Task to complete:
Word for word, restate every line of the material.

[Collected data entries]
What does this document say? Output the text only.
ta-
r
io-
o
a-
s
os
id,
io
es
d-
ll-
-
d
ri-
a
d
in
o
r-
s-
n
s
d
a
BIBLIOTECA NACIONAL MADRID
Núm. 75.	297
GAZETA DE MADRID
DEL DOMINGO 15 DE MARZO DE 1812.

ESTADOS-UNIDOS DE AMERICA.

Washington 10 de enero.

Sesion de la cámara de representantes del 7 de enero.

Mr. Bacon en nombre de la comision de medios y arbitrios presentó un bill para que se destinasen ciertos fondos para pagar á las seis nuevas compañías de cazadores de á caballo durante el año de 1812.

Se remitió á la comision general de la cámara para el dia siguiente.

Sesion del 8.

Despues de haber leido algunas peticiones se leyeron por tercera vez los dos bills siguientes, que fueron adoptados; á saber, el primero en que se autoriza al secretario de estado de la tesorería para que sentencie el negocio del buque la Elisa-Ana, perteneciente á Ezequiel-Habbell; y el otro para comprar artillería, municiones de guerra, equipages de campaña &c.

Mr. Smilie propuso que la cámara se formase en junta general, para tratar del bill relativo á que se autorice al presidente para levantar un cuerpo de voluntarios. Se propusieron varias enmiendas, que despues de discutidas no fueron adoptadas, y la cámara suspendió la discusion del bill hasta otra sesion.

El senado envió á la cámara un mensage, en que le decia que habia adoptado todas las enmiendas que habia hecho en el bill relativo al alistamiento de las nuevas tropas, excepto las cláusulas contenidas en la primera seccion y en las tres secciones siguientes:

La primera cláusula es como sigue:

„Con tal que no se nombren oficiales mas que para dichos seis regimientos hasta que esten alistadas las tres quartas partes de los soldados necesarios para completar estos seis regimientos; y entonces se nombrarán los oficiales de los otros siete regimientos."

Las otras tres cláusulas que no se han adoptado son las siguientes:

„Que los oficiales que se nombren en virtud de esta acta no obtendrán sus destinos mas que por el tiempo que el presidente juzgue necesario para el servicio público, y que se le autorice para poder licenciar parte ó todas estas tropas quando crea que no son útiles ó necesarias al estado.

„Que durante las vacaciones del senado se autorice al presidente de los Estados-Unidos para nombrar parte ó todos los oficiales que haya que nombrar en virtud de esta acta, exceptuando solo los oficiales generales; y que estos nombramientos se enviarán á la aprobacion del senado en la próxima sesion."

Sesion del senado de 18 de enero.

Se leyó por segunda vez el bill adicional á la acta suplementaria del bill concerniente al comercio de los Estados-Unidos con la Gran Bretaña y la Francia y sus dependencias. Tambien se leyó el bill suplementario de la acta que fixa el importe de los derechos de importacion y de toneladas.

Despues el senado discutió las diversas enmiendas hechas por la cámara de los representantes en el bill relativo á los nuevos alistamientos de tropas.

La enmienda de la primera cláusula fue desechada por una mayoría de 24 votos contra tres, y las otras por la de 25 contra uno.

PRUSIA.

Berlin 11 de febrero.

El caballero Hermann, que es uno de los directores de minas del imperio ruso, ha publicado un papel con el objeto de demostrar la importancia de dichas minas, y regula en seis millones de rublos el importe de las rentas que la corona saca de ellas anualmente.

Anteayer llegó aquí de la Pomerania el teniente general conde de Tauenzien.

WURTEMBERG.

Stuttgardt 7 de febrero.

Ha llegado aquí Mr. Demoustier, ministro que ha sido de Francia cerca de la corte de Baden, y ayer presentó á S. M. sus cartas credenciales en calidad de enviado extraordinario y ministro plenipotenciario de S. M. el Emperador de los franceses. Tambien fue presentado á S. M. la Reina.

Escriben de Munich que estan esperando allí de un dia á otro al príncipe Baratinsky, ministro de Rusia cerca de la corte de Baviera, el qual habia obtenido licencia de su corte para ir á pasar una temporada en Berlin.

Answer to this task:
What does this document say? Output the text only.
ta-
r
io-
o
a-
s
os
id,
io
es
d-
ll-
-
d
ri-
a
d
in
o
r-
s-
n
s
d
a
BIBLIOTECA NACIONAL MADRID
Núm. 75.	297
GAZETA DE MADRID
DEL DOMINGO 15 DE MARZO DE 1812.

ESTADOS-UNIDOS DE AMERICA.

Washington 10 de enero.

Sesion de la cámara de representantes del 7 de enero.

Mr. Bacon en nombre de la comision de medios y arbitrios presentó un bill para que se destinasen ciertos fondos para pagar á las seis nuevas compañías de cazadores de á caballo durante el año de 1812.

Se remitió á la comision general de la cámara para el dia siguiente.

Sesion del 8.

Despues de haber leido algunas peticiones se leyeron por tercera vez los dos bills siguientes, que fueron adoptados; á saber, el primero en que se autoriza al secretario de estado de la tesorería para que sentencie el negocio del buque la Elisa-Ana, perteneciente á Ezequiel-Habbell; y el otro para comprar artillería, municiones de guerra, equipages de campaña &c.

Mr. Smilie propuso que la cámara se formase en junta general, para tratar del bill relativo á que se autorice al presidente para levantar un cuerpo de voluntarios. Se propusieron varias enmiendas, que despues de discutidas no fueron adoptadas, y la cámara suspendió la discusion del bill hasta otra sesion.

El senado envió á la cámara un mensage, en que le decia que habia adoptado todas las enmiendas que habia hecho en el bill relativo al alistamiento de las nuevas tropas, excepto las cláusulas contenidas en la primera seccion y en las tres secciones siguientes:

La primera cláusula es como sigue:

„Con tal que no se nombren oficiales mas que para dichos seis regimientos hasta que esten alistadas las tres quartas partes de los soldados necesarios para completar estos seis regimientos; y entonces se nombrarán los oficiales de los otros siete regimientos."

Las otras tres cláusulas que no se han adoptado son las siguientes:

„Que los oficiales que se nombren en virtud de esta acta no obtendrán sus destinos mas que por el tiempo que el presidente juzgue necesario para el servicio público, y que se le autorice para poder licenciar parte ó todas estas tropas quando crea que no son útiles ó necesarias al estado.

„Que durante las vacaciones del senado se autorice al presidente de los Estados-Unidos para nombrar parte ó todos los oficiales que haya que nombrar en virtud de esta acta, exceptuando solo los oficiales generales; y que estos nombramientos se enviarán á la aprobacion del senado en la próxima sesion."

Sesion del senado de 18 de enero.

Se leyó por segunda vez el bill adicional á la acta suplementaria del bill concerniente al comercio de los Estados-Unidos con la Gran Bretaña y la Francia y sus dependencias. Tambien se leyó el bill suplementario de la acta que fixa el importe de los derechos de importacion y de toneladas.

Despues el senado discutió las diversas enmiendas hechas por la cámara de los representantes en el bill relativo á los nuevos alistamientos de tropas.

La enmienda de la primera cláusula fue desechada por una mayoría de 24 votos contra tres, y las otras por la de 25 contra uno.

PRUSIA.

Berlin 11 de febrero.

El caballero Hermann, que es uno de los directores de minas del imperio ruso, ha publicado un papel con el objeto de demostrar la importancia de dichas minas, y regula en seis millones de rublos el importe de las rentas que la corona saca de ellas anualmente.

Anteayer llegó aquí de la Pomerania el teniente general conde de Tauenzien.

WURTEMBERG.

Stuttgardt 7 de febrero.

Ha llegado aquí Mr. Demoustier, ministro que ha sido de Francia cerca de la corte de Baden, y ayer presentó á S. M. sus cartas credenciales en calidad de enviado extraordinario y ministro plenipotenciario de S. M. el Emperador de los franceses. Tambien fue presentado á S. M. la Reina.

Escriben de Munich que estan esperando allí de un dia á otro al príncipe Baratinsky, ministro de Rusia cerca de la corte de Baviera, el qual habia obtenido licencia de su corte para ir á pasar una temporada en Berlin.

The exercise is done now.